**Source text**
────────────────────────────────────────

Retinoids are derived from retinoic acid, commonly called Vitamin A. They were first observed to be effective in curing acne in the 1970’s. Mild non-inflammatory acne, characterized by the presence of comedones is best treated by topical retinoids, whereas moderate acne can by treat with a combination of retinoids with systemic drugs.

Mechanism of action:

The basic clinical lesion the microcomedo, if left untreated can progress to inflammatory acne with pustules and residual scarring. Retinoids bind and activate retinoid receptors on cells. This leads to the control of the cell differentiation in the hair follicle and controls acne progression. The topical retinoid treatment should therefore not only be restricted to application on visible lesions, but the entire acne prone area to help prevent future spots.

Types: There are three generations of retinoids:

a) nonaromatics: such as retinol, tretinoin and isotretinoin
b) monoaromatic retinoids
c) polyaromatic retinoids: such as arotinoid, adapalene and tazatorene (these have anti-inflammatory efficacy)

────────────────────────────────────────

Stored items
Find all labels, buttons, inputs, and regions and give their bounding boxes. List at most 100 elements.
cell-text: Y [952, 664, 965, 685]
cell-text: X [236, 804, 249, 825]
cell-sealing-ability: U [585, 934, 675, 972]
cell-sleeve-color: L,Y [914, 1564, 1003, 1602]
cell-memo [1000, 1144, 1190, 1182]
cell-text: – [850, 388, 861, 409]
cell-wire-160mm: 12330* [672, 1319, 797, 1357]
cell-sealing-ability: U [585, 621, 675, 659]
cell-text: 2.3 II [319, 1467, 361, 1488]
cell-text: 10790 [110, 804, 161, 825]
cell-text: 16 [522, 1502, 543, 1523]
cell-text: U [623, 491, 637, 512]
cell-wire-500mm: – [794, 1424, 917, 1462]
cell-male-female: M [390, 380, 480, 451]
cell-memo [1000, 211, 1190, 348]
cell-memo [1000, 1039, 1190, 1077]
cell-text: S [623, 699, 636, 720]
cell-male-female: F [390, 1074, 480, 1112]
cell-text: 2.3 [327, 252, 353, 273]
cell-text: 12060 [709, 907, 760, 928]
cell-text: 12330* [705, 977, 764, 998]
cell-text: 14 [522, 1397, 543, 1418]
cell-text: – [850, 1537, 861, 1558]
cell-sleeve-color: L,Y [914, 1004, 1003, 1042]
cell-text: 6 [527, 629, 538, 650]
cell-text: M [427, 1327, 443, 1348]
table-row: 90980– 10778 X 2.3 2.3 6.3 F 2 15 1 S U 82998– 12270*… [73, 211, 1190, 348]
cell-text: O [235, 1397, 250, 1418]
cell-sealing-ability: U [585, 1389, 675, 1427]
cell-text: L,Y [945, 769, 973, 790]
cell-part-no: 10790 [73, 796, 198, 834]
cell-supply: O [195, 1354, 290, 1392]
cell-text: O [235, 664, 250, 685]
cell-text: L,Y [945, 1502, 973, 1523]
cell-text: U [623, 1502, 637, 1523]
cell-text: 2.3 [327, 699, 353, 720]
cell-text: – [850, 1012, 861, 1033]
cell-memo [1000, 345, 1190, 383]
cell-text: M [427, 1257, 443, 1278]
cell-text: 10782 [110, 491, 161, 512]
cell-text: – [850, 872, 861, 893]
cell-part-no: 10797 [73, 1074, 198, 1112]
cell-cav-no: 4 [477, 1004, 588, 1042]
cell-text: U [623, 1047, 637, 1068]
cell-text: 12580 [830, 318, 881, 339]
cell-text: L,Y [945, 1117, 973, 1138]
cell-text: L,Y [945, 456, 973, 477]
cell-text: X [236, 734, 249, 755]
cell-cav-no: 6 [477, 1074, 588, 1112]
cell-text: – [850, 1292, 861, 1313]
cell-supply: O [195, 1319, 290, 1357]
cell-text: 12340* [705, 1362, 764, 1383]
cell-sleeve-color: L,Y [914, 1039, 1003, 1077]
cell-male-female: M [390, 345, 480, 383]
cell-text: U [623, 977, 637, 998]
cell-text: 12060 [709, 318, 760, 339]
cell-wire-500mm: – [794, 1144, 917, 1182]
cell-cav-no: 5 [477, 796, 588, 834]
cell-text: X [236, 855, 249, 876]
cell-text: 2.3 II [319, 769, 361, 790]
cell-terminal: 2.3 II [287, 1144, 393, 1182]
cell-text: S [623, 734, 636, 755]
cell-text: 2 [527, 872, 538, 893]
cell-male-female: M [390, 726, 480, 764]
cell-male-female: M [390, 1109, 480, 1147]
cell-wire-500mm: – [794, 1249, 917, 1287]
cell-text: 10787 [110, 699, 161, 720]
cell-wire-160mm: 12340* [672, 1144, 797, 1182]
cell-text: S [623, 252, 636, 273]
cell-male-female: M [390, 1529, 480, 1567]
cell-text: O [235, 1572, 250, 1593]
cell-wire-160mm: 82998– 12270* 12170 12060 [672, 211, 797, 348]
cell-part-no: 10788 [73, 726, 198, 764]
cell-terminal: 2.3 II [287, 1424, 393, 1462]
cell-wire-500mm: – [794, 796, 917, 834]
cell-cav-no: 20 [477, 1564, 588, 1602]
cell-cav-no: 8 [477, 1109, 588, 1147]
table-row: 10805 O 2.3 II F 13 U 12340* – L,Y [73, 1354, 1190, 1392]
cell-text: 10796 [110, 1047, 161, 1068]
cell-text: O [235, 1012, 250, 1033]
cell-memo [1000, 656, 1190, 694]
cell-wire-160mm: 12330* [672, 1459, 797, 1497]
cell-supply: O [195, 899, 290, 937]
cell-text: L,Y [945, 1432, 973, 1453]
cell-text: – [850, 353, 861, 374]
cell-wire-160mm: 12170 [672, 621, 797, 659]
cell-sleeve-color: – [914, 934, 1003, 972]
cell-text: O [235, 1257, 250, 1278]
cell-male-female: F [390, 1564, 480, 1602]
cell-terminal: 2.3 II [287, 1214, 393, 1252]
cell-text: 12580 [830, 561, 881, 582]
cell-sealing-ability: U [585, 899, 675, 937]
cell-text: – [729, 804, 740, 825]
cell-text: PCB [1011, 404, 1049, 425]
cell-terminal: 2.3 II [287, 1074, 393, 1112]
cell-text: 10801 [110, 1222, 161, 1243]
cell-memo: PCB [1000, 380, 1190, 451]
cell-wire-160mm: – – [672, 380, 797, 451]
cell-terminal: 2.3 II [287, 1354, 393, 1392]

────────────────────────────────────────

**Problem details**
Reproduce the passage on retinoids from "Retinoids are derived" up to and including "prevent future spots.", swapping "Vitamin A" for "retinol".

**Solution to the exercise**
Retinoids are derived from retinoic acid, commonly called retinol. They were first observed to be effective in curing acne in the 1970’s. Mild non-inflammatory acne, characterized by the presence of comedones is best treated by topical retinoids, whereas moderate acne can by treat with a combination of retinoids with systemic drugs.

Mechanism of action:

The basic clinical lesion the microcomedo, if left untreated can progress to inflammatory acne with pustules and residual scarring. Retinoids bind and activate retinoid receptors on cells. This leads to the control of the cell differentiation in the hair follicle and controls acne progression. The topical retinoid treatment should therefore not only be restricted to application on visible lesions, but the entire acne prone area to help prevent future spots.